• _Text segment_:
start
Where does Cleveland's voice come from?
I met a guy playing basketball and he just talked like that, and I started talking like that. That was the first season of Family Guy. Almost all of the characters that I've created are based on someone that I've met or someone I know. Then you just take an element and add an element that they would never do. Like Herbert, the old man on Family Guy, he's a sweet old guy I worked with at a grocery store, and then one joke in the Family Guy writers' room, and he became a paedophile. So it's generally something I've heard, and then you just start running with it.
So did you fashion it on a black voice?
Yeah, the guy was black and that's how the character was drawn. No one of color has had a problem with it. People will offer up: ‘I've heard white people complain about this but I've got no problem.’
There was one writer right before we premiered who said we were taking the jobs away from black actors. I'm like: ‘First of all, you haven't seen the show. We're not making fun of black people. We're making fun of everyone. And most of our cast is African-American.’
I'm not racist. If something doesn't feel right, I'm not going to do it. I'll often defer to cast members or writers who are African-American. I'll say, ‘Is this cool?’ And even if some of them say it's cool I need to make that call at the end of the day. So I'm being as responsible as I can with the role.
Has the guy you played basketball with ever come back?
I get asked that too. I have no idea who he is. I met him one day at a playground and just couldn't get his voice out of my head.
Do you feel you can be current enough? Sometimes when you speak to the Simpsons writers, they think that their production time takes so long…
Same thing. And with Family Guy as well. I think that works to our advantage in the long run because if you watch an episode of Cleveland in five years, it's not going to feel dated, whereas there's no way you can watch a Saturday Night Live from five years ago and not feel like you're getting dragged back in time. But yeah, if something is funny enough and we're at the end of our process we still could have thrown in some current reference if we had the right animation and just changed the mouth or something. But we don't feel too compelled to do that.
How long does it take for an episode?
Ten months. There's a little bit of cushion there, but it’s ten months from start to finish.
What do you think is the secret behind this sort of factory that makes American Dad, The Cleveland Show and Family Guy
It's cliche, but Family Guy, I think, is funny because it says usually very inappropriate things with a kernel of truth to them. As far as our show goes, I think there's enough of that sensibility where we’ll go there a little bit and have a celebrity joke or an off-colour bathroom joke, but with us, there's a bit of sweetness to it. I think Family Guy was a little ahead of its time and then right on its time as far as the internet and everything else goes. Just those little sound-bite gags. That is the most sound-biteable show I can imagine. But I think it's having a kernel of truth, being willing to go there, and the format.
Now Richard Appell, the former Simpsons writer who is now executive producer of The Cleveland Show, tells us more about the show and the issues it raises:
So how does working on The Simpsons compare to this?
Similar. These shows all have a lot in common in terms of our production. I spent five years at The Simpsons. It's a wonderful show. And there are things that we respectfully borrow fromThe Simpsons.
end
• _Supplied entries_:
start
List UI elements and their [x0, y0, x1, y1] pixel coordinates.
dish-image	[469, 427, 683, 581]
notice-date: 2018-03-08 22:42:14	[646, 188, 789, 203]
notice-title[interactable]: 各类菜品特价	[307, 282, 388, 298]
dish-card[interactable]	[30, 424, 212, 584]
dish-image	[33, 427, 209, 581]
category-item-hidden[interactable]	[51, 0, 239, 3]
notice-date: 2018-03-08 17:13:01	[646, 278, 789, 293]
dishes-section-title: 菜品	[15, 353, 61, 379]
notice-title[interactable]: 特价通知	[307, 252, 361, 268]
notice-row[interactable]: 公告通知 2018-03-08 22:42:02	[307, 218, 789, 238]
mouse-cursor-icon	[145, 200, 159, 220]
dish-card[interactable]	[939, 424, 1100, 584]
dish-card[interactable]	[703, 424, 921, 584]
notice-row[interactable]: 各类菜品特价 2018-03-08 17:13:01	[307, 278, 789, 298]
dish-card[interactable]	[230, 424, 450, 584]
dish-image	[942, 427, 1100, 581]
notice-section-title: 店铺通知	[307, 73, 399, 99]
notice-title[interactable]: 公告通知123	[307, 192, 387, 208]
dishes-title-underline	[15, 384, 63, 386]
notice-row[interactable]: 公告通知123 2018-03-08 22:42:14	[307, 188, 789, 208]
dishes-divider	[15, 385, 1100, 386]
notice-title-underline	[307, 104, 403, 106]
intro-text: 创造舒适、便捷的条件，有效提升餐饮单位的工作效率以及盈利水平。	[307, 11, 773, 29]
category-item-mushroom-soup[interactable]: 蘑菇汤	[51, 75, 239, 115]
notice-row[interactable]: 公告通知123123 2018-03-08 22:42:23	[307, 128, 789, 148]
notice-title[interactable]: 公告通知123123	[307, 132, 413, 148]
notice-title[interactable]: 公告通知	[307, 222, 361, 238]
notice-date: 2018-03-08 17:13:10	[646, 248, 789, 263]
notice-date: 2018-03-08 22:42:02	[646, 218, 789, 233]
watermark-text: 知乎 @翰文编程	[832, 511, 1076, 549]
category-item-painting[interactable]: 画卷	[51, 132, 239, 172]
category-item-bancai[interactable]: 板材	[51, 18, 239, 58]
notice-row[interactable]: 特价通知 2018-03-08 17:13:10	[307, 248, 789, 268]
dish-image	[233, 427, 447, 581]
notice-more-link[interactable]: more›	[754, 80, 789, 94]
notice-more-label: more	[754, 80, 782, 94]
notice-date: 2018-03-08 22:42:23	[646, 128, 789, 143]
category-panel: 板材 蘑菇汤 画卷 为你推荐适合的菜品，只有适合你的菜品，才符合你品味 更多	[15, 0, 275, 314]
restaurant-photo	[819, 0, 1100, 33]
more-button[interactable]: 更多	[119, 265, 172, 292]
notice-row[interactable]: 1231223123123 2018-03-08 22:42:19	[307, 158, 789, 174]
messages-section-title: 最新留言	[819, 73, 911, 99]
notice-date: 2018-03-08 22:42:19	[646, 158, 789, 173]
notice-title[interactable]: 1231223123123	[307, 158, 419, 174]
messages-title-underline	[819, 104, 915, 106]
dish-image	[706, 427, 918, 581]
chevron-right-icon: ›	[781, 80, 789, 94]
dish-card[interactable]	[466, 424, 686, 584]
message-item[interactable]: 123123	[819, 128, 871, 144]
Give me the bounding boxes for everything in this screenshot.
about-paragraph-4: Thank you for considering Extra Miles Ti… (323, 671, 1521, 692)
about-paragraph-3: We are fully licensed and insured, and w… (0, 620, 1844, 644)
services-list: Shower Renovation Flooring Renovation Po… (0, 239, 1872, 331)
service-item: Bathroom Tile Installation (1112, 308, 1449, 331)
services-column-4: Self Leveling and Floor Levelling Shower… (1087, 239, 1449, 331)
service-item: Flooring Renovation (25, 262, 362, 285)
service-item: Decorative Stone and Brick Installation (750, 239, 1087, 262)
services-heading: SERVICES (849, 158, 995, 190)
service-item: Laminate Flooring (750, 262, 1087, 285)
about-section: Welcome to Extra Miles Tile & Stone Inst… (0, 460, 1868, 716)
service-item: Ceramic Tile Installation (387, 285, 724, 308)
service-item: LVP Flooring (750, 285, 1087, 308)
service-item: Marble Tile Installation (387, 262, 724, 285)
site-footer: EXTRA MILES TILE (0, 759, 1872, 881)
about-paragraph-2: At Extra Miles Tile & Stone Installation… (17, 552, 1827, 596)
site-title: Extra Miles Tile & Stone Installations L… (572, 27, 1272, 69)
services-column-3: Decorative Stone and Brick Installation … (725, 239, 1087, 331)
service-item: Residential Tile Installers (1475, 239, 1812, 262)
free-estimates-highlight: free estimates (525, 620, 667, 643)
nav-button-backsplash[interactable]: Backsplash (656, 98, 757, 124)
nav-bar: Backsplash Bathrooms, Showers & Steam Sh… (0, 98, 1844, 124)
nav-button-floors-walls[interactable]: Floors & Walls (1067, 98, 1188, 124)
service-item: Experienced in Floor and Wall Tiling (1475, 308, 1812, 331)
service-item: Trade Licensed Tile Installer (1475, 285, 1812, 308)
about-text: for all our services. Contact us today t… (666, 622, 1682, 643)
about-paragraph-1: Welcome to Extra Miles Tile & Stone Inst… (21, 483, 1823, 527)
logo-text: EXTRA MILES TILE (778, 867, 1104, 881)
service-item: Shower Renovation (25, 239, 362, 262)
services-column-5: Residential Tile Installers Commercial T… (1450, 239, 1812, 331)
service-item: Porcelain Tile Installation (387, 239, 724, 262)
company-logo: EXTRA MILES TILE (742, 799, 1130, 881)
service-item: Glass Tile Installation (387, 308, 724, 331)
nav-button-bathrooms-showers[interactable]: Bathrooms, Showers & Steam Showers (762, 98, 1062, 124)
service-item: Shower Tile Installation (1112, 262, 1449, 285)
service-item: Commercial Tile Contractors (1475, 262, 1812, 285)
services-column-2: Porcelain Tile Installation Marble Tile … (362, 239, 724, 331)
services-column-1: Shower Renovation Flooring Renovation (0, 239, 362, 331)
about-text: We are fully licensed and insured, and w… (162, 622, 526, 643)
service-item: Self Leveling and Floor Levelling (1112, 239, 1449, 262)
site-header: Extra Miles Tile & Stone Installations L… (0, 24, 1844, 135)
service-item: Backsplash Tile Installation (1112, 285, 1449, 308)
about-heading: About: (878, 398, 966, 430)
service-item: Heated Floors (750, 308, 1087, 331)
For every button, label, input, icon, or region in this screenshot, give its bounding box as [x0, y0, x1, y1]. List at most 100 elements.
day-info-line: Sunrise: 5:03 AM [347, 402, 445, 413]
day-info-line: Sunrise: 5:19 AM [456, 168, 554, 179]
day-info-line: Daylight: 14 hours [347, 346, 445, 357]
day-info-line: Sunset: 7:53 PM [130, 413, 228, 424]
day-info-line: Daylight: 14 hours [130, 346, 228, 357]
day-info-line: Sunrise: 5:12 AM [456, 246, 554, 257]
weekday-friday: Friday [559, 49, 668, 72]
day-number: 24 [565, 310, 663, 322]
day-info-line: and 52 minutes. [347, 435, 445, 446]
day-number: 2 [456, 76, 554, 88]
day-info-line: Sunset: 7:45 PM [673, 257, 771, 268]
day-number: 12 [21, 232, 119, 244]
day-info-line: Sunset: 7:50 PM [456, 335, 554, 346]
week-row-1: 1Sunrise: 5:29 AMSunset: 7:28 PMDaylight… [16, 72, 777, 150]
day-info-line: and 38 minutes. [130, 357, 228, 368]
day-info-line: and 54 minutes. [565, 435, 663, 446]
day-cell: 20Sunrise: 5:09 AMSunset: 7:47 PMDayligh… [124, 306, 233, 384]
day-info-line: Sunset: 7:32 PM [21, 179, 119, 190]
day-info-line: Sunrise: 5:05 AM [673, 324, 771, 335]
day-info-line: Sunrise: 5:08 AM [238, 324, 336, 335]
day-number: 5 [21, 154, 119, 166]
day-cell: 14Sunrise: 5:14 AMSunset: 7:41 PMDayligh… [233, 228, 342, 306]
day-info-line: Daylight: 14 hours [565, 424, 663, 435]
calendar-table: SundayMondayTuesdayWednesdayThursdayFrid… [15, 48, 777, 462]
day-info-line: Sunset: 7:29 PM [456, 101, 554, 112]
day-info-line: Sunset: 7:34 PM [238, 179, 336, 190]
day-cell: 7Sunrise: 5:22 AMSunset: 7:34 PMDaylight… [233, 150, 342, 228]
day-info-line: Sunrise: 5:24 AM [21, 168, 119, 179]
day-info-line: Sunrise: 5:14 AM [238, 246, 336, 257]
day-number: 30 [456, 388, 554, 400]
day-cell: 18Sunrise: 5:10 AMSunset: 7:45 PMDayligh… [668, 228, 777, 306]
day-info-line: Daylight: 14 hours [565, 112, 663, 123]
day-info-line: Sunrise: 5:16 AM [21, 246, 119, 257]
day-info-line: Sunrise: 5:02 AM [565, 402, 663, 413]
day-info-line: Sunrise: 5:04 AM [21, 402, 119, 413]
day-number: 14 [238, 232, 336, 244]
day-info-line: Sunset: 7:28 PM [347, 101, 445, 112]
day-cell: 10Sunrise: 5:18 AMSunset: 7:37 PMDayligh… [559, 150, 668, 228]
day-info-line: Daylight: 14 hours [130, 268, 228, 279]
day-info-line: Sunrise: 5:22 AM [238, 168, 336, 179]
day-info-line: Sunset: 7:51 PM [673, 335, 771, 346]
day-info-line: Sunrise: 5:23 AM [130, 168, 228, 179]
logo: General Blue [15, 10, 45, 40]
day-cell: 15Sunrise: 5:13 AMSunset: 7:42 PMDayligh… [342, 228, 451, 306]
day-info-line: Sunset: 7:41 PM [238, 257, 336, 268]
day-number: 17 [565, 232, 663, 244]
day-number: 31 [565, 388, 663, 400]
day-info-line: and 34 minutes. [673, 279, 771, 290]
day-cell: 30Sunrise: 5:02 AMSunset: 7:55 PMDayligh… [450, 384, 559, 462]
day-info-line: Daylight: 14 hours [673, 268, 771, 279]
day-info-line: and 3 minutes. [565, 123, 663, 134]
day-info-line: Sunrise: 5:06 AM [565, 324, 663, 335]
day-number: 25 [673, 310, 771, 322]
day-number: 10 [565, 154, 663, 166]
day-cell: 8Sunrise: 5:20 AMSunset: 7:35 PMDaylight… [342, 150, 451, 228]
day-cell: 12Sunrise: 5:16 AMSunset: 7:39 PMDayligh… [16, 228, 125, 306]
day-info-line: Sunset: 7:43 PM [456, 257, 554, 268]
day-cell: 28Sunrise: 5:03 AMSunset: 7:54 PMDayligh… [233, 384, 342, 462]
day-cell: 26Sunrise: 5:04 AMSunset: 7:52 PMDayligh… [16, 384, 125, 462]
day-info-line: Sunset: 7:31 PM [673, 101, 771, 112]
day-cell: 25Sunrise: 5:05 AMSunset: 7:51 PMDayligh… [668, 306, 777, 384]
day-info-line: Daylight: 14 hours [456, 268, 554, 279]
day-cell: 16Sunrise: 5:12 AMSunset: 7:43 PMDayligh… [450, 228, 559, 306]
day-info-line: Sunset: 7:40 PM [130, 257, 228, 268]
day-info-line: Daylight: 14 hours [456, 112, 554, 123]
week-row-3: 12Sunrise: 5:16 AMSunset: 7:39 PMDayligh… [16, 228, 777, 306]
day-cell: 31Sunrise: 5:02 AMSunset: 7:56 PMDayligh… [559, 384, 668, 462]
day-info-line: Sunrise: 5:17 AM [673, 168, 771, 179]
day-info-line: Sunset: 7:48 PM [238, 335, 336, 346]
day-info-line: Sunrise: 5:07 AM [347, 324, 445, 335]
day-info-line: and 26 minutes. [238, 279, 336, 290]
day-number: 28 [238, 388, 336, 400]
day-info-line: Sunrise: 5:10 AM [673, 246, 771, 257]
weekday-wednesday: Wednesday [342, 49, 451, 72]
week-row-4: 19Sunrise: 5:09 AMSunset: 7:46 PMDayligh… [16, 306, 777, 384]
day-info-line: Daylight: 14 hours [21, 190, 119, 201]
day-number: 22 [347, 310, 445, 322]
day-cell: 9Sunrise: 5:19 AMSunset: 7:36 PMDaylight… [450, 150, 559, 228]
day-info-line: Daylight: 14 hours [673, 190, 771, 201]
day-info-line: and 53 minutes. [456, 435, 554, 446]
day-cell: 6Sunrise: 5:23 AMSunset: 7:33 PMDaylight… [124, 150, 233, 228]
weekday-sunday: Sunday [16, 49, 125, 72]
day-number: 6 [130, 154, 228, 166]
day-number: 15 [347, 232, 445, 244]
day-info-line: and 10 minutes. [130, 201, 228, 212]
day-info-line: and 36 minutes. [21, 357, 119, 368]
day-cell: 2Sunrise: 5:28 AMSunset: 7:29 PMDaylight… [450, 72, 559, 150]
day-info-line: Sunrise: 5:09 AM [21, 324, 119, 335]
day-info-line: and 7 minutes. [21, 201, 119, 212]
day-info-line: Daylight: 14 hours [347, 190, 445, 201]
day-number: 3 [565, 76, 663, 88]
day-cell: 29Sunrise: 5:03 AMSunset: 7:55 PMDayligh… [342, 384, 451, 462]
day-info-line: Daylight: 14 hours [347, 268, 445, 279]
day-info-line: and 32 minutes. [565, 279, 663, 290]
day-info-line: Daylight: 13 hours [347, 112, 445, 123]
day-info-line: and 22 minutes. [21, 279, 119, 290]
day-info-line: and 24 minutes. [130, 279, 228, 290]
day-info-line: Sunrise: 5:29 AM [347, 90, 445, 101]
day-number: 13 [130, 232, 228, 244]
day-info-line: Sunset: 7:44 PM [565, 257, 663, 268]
end
• _What the exercise asks_: How might the interview about The Cleveland Show continue after its last line? Write the next part of it.

• _Written answer_:
As much as I love The Simpsons, I don't think if season 1 from 1989 premiered tomorrow, it would cause anything like the stir it caused 20 years ago. You would not get the First Lady attacking it because Bart wore a T-shirt that said ‘Underachiever and proud of it,’ after what's been on YouTube and what's been on Family Guy, for that matter.
So just by necessity, even if you wanted to, it's not enough just to be the new Simpsons. All these shows come down to the stories they tell. They're the kind of stories that need to be told in an animated universe, because you couldn't tell them in a live-action world, and how you create your own tone. I think Cleveland Brown is a different kind of hero than Homer Simpson.
I think Homer is one of the great comic characters of the last 30, 40 years. I love Peter Griffin too. It's fun writing for dumb characters. And we used to push the envelope. But that's not who Cleveland is. Cleveland is a good-hearted character. He's not just a fool. He can leap before he looks too carefully. He is a guy who loves his son and is trying to get the most out of his son. He adores his wife, and they have a healthy relationship, and he's in love with her. It's not one of those sitcom marriages. And that does force you - because it is easier, honestly, to write an episode for the bumbling idiot.
The best episodes of The Simpsons can't be beaten. But I think when we've hit the sweet spot in our show. They're up there. And it's very satisfying to have a different kind of a hero who perhaps gets himself through his good intentions into a different situation where the last sane man has to figure out a way out.
Speaking about pushing the envelope, what is the most sensitive topic you could joke about nowadays?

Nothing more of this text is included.